• [REQUIRED TASK 1]
Update the rows from the first one down to the row containing "y-tick-label: −10 (37, 361, 60, 374)" by replacing "x-tick-label" with "x-axis-label" and keeping everything else the same.

** start TEXT BLOCK **

Have to say I'd be extremely happy if the TVDrive can intelligently distinguish between first shows and repeats...TiVo's good but I already get too many repeats recorded as it is...


----------



## cwaring

> It seems to me that UK TiVo hardware is pretty unreliable.


Personally, I would disagree. I've had very few hardware-related problems with my Tivo. None, in fact, other than hard drive stuff.



karl said:


> Don't know whether this is a software design flaw - recording all the time?


If you're referring to the 'Live Buffer' then it's designed to do that and I find it useful sometimes. Sorry if I've mis-understood your point 

Personally, I can't wait to try TVD and review it on my site


----------



## karl

teresatt said:


> I was hoping to still be able to fully run TiVo off TVDrive and have access to the TVDrive features just in case I didn't completely get on with TVDrive.


Well, you can almost do this, you just won't have full access to TVDrive features when TiVo is recording.

Don't know the answer to the rest of your questions, as at the moment my set up is with just a plain old 4:3 TV. What I can tell you is you do have to choose which output port to use.

Since you are a TW customer, my advice would be suck-it-and-see as soon as TVD is generally available. Since you're renting it, what have you got to lose? Have fun!


----------



## karl

HyperionX said:


> BTW one point I thought the maximum you could record was two channels simultaneously whilst watching the third or watching a recording...?


That's right...unless TiVo is also recording the output from the TVDrive


----------



## karl

cwaring said:


> If you're referring to the 'Live Buffer' then it's designed to do that and I find it useful sometimes. Sorry if I've mis-understood your point


I am referring to the live buffer. It just seems to me that TVD has quite a good feature in that it doesn't record everything outside of peak hours, so the hard disk is getting a rest every day. As you say, hard drive failure must be the number one bugbear of us TiVo owners, and I can't help feeling 24/7 recording may contribute to this.

Most people are unlikely to be watching live TV at 4am in the morning, so taking advantage of this to (try to) improve machine reliability seems like a good idea.


----------



## teresatt

karl said:


> Since you are a TW customer, my advice would be suck-it-and-see as soon as TVD is generally available. Since you're renting it, what have you got to lose? Have fun!


Are you tied into a 12 month contract? If so I would have £120 to lose. However, I am quite hopeful about TVDrive. It sounds a lot better than I expected and hopefully future software updates will make it better.

It's a shame about having to select the output as it means I won't be able to use the component output. Manually changing aspect drives me mad and we'll have 4:3 programmes for years to come yet, so I'll be restricted to scart. If I want to watch HD, I'll have to switch over to component. It'll be a long time before there's a significant amount of HD available anyway. I have made the assumption that there is no way that auto aspect switching will work over anything other than scart. Most manufacturers don't support line 23 switching, only by the scart pin. what's going to happen in the future when everything is HDMI? Will all output be scaled up to HD resolution and 4:3 programmes have the side bars built in?


----------



## cwaring

karl said:


> I am referring to the live buffer. It just seems to me that TVD has quite a good feature in that it doesn't record everything outside of peak hours, so the hard disk is getting a rest every day. As you say, hard drive failure must be the number one bugbear of us TiVo owners, and I can't help feeling 24/7 recording may contribute to this.

** end TEXT BLOCK **
** start RECORDS **

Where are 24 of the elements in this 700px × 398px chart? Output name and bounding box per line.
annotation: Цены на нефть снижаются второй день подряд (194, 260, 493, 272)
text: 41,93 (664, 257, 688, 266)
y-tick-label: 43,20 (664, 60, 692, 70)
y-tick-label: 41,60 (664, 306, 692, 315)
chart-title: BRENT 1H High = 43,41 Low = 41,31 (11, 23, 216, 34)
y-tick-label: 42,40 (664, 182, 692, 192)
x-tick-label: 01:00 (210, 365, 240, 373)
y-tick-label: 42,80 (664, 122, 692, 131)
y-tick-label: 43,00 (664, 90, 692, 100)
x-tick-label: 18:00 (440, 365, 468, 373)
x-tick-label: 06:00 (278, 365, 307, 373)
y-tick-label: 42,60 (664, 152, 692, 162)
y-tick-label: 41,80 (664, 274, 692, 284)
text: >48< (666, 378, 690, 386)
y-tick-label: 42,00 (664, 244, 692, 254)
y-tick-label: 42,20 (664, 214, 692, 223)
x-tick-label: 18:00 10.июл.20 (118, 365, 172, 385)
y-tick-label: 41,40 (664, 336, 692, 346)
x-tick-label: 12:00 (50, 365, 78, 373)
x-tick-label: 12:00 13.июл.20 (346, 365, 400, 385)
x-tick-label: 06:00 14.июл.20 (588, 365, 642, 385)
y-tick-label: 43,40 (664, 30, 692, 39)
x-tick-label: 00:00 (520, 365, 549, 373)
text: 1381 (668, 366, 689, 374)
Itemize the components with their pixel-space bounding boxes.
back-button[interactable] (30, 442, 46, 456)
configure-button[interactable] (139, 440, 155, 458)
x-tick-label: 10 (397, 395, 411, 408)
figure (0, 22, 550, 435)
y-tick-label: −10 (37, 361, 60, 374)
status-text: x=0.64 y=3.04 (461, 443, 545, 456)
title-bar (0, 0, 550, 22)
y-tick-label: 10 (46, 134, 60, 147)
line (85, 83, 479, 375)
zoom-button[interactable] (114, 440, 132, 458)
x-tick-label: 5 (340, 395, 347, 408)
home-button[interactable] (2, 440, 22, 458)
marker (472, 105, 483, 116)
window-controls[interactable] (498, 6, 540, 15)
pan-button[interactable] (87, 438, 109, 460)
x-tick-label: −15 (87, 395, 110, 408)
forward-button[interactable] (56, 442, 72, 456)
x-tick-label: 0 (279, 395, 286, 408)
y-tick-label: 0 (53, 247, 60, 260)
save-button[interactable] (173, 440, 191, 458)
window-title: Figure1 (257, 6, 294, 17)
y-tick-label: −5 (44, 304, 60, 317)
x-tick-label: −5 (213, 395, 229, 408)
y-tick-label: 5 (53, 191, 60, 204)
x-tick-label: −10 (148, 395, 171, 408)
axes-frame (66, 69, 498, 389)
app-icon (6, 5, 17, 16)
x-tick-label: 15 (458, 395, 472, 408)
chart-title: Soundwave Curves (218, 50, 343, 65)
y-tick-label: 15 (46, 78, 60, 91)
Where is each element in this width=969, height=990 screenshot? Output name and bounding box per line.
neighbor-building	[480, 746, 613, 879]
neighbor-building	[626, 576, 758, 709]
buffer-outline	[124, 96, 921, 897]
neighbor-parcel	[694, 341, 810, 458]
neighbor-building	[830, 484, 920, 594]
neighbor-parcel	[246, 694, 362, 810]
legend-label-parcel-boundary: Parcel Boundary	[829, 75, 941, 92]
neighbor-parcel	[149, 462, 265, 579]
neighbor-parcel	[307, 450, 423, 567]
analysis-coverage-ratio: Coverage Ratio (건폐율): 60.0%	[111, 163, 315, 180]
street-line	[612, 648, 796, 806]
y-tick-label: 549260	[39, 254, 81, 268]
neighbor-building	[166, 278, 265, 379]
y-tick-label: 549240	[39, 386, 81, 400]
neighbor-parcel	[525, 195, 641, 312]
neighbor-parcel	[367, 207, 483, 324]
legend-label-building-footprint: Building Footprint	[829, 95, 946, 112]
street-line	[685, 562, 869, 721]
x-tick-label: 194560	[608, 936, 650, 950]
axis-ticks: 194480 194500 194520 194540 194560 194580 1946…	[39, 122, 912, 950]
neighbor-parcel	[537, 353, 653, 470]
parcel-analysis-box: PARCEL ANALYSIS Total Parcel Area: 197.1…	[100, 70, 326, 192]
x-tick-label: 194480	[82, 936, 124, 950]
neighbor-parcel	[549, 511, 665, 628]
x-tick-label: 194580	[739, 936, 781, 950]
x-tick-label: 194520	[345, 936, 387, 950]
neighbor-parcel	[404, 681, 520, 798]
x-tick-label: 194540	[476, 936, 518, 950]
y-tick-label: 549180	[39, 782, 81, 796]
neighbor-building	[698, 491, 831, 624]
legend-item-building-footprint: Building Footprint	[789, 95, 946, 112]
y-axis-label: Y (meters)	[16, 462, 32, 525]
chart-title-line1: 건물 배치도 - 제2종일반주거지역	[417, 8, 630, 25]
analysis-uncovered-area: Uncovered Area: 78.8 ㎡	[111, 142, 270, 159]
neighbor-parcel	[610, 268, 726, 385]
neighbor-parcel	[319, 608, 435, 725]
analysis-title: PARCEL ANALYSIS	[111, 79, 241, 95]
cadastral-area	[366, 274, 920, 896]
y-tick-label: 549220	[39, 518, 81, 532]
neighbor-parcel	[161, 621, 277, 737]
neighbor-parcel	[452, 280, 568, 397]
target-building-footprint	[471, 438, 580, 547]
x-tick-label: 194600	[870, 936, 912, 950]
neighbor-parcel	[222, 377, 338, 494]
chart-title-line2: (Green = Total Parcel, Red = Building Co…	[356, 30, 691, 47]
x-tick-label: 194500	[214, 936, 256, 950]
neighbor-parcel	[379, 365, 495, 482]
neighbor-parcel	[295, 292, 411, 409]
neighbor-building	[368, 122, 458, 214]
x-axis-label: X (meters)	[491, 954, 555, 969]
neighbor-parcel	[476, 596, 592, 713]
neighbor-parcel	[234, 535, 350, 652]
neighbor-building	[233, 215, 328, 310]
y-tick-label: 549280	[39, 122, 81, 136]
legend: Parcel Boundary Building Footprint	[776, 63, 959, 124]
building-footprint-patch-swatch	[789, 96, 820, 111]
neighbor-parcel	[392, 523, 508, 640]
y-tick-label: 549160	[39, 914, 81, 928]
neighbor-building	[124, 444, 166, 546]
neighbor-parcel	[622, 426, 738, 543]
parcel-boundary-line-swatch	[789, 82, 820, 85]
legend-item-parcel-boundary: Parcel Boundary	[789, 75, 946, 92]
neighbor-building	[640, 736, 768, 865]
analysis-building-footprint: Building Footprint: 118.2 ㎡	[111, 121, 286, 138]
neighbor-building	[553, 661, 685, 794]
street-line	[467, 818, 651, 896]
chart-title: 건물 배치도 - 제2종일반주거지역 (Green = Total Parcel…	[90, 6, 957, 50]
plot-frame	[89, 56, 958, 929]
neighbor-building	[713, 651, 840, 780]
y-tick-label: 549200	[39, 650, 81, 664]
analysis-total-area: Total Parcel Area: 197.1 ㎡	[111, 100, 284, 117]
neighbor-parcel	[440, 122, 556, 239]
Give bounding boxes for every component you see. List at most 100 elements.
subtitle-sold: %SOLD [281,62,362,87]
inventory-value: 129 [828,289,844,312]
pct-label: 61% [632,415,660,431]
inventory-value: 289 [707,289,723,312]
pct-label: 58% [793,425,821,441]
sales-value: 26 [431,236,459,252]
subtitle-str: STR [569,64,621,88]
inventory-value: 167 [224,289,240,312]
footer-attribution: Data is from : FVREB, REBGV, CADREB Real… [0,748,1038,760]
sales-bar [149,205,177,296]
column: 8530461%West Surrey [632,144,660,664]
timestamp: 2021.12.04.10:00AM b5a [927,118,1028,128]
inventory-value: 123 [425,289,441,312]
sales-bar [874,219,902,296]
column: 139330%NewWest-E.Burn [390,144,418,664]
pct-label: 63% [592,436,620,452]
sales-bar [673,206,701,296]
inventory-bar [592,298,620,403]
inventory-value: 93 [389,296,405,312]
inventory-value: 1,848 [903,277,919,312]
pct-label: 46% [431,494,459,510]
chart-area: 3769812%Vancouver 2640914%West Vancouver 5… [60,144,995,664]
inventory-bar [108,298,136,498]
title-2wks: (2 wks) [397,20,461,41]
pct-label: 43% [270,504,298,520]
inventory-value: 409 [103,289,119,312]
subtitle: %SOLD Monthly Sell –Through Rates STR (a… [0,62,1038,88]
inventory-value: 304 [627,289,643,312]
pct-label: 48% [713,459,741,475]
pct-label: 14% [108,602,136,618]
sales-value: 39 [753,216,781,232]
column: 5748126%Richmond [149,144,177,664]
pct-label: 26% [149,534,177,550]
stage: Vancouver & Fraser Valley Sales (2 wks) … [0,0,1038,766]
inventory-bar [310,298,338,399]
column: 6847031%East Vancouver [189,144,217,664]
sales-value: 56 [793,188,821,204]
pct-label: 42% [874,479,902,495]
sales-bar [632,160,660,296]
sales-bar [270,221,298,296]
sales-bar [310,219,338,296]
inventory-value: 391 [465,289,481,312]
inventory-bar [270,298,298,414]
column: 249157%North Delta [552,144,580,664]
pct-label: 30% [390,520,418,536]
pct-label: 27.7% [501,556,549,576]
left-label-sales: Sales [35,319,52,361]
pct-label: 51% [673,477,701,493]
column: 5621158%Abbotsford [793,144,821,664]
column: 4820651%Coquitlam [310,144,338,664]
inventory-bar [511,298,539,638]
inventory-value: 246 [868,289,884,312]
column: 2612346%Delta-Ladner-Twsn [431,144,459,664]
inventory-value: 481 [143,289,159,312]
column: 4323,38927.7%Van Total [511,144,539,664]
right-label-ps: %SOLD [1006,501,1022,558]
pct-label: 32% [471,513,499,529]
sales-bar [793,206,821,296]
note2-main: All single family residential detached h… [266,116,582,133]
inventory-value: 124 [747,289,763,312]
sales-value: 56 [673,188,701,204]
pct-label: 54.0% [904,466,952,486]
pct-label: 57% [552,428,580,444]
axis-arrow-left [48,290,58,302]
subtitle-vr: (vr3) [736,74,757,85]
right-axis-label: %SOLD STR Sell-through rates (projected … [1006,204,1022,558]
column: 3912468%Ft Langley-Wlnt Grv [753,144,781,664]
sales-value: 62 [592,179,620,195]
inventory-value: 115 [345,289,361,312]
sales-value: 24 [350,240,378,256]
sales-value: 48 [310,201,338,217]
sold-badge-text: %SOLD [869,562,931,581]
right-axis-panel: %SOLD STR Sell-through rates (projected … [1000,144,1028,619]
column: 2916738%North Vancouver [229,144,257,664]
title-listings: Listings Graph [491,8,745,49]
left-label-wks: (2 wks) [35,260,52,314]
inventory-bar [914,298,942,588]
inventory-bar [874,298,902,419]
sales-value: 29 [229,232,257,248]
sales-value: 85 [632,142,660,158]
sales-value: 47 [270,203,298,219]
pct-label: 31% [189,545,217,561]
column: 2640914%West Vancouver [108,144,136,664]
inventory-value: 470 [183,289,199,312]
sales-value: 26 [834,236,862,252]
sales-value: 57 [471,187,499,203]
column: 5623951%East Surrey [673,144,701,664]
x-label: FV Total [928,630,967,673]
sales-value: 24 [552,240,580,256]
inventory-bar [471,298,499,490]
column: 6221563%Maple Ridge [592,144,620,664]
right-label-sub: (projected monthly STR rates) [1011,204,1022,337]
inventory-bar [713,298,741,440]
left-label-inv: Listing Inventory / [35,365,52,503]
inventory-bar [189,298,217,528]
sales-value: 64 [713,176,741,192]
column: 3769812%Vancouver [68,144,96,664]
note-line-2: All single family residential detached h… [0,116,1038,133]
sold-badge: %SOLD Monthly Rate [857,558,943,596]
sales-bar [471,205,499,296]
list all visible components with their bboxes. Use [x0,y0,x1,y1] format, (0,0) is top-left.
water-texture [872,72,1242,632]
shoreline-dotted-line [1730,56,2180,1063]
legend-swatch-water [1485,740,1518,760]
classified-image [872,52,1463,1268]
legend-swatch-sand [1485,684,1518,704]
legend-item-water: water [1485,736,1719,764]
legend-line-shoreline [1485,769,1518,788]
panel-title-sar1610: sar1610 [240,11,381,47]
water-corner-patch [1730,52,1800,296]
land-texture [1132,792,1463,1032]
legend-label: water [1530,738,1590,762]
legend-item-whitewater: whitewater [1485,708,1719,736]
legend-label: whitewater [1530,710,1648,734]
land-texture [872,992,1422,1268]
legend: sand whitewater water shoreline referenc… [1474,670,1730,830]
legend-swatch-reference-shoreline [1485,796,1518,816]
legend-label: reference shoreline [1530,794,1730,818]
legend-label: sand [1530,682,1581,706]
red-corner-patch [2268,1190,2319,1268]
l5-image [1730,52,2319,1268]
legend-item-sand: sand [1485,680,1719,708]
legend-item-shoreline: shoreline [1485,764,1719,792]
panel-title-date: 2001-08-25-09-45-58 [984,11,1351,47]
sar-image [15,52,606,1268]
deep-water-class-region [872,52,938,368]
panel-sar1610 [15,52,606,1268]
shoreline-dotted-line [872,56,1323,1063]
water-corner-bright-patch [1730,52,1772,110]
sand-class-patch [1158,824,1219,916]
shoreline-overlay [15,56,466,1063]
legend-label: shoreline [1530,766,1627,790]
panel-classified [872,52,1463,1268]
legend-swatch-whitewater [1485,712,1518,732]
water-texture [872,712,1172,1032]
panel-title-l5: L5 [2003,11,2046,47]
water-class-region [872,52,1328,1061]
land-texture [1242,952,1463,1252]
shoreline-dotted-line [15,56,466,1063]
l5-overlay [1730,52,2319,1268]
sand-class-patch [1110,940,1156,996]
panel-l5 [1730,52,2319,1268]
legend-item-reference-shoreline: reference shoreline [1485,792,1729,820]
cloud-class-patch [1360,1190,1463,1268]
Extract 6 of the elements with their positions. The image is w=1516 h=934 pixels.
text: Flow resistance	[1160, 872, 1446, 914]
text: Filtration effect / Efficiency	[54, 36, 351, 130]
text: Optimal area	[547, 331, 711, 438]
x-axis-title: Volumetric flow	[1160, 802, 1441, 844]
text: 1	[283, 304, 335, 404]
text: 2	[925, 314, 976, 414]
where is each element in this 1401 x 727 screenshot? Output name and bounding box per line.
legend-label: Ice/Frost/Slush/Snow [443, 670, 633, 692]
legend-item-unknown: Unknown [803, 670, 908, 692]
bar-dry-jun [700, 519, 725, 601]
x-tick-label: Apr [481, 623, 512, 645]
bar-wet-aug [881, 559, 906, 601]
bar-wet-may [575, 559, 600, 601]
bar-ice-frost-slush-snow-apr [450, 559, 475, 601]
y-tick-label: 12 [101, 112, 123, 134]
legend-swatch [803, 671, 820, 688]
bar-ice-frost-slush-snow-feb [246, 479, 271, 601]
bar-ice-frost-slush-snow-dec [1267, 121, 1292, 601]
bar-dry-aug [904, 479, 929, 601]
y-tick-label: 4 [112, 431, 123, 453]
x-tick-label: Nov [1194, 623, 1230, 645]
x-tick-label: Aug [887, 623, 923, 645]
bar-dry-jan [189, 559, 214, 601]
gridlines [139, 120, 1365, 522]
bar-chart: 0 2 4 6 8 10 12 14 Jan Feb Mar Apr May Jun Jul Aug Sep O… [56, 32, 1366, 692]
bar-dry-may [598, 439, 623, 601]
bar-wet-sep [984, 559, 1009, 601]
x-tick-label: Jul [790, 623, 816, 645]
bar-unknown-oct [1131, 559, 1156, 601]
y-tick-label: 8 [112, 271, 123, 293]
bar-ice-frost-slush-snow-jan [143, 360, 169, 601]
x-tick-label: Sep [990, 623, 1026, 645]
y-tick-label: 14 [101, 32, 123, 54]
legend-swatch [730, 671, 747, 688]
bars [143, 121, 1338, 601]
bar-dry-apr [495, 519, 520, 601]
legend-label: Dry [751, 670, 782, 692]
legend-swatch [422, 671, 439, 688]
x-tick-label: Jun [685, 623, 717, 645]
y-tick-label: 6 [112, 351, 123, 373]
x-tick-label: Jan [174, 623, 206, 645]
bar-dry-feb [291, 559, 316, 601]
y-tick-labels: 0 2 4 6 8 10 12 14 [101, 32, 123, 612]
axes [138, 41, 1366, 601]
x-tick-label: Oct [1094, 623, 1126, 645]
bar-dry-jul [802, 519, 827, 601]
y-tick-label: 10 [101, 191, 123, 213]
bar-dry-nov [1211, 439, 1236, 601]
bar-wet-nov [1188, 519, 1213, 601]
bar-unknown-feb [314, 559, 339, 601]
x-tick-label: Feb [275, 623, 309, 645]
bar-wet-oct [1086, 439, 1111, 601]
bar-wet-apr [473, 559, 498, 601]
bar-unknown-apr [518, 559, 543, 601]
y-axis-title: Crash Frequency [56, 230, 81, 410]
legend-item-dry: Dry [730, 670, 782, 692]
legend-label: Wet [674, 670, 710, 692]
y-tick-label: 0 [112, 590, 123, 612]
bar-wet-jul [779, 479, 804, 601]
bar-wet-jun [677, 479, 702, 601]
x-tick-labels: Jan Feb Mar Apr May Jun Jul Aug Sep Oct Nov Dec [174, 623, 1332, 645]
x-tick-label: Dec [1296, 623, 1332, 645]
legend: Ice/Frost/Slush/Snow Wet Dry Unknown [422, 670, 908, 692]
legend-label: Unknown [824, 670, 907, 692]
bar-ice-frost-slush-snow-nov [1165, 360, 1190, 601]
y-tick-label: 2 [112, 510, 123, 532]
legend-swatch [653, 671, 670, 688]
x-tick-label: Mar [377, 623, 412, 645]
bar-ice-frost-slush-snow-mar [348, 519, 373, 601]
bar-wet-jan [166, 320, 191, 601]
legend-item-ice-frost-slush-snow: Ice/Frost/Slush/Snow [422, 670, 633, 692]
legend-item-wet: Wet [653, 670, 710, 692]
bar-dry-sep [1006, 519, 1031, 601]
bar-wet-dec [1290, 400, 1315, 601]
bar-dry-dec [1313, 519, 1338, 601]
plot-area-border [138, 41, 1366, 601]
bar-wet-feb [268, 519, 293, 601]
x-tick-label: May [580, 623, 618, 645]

** end RECORDS **

• [REQUIRED TASK 2]
Reproduce the TiVo forum thread word for word, from "It's a shame" down to "bars built in?".

• [TASK RESPONSE 1]
Where are 24 of the elements in this 700px × 398px chart? Output name and bounding box per line.
annotation: Цены на нефть снижаются второй день подряд (194, 260, 493, 272)
text: 41,93 (664, 257, 688, 266)
y-tick-label: 43,20 (664, 60, 692, 70)
y-tick-label: 41,60 (664, 306, 692, 315)
chart-title: BRENT 1H High = 43,41 Low = 41,31 (11, 23, 216, 34)
y-tick-label: 42,40 (664, 182, 692, 192)
x-axis-label: 01:00 (210, 365, 240, 373)
y-tick-label: 42,80 (664, 122, 692, 131)
y-tick-label: 43,00 (664, 90, 692, 100)
x-axis-label: 18:00 (440, 365, 468, 373)
x-axis-label: 06:00 (278, 365, 307, 373)
y-tick-label: 42,60 (664, 152, 692, 162)
y-tick-label: 41,80 (664, 274, 692, 284)
text: >48< (666, 378, 690, 386)
y-tick-label: 42,00 (664, 244, 692, 254)
y-tick-label: 42,20 (664, 214, 692, 223)
x-axis-label: 18:00 10.июл.20 (118, 365, 172, 385)
y-tick-label: 41,40 (664, 336, 692, 346)
x-axis-label: 12:00 (50, 365, 78, 373)
x-axis-label: 12:00 13.июл.20 (346, 365, 400, 385)
x-axis-label: 06:00 14.июл.20 (588, 365, 642, 385)
y-tick-label: 43,40 (664, 30, 692, 39)
x-axis-label: 00:00 (520, 365, 549, 373)
text: 1381 (668, 366, 689, 374)
Itemize the components with their pixel-space bounding boxes.
back-button[interactable] (30, 442, 46, 456)
configure-button[interactable] (139, 440, 155, 458)
x-axis-label: 10 (397, 395, 411, 408)
figure (0, 22, 550, 435)
y-tick-label: −10 (37, 361, 60, 374)

• [TASK RESPONSE 2]
It's a shame about having to select the output as it means I won't be able to use the component output. Manually changing aspect drives me mad and we'll have 4:3 programmes for years to come yet, so I'll be restricted to scart. If I want to watch HD, I'll have to switch over to component. It'll be a long time before there's a significant amount of HD available anyway. I have made the assumption that there is no way that auto aspect switching will work over anything other than scart. Most manufacturers don't support line 23 switching, only by the scart pin. what's going to happen in the future when everything is HDMI? Will all output be scaled up to HD resolution and 4:3 programmes have the side bars built in?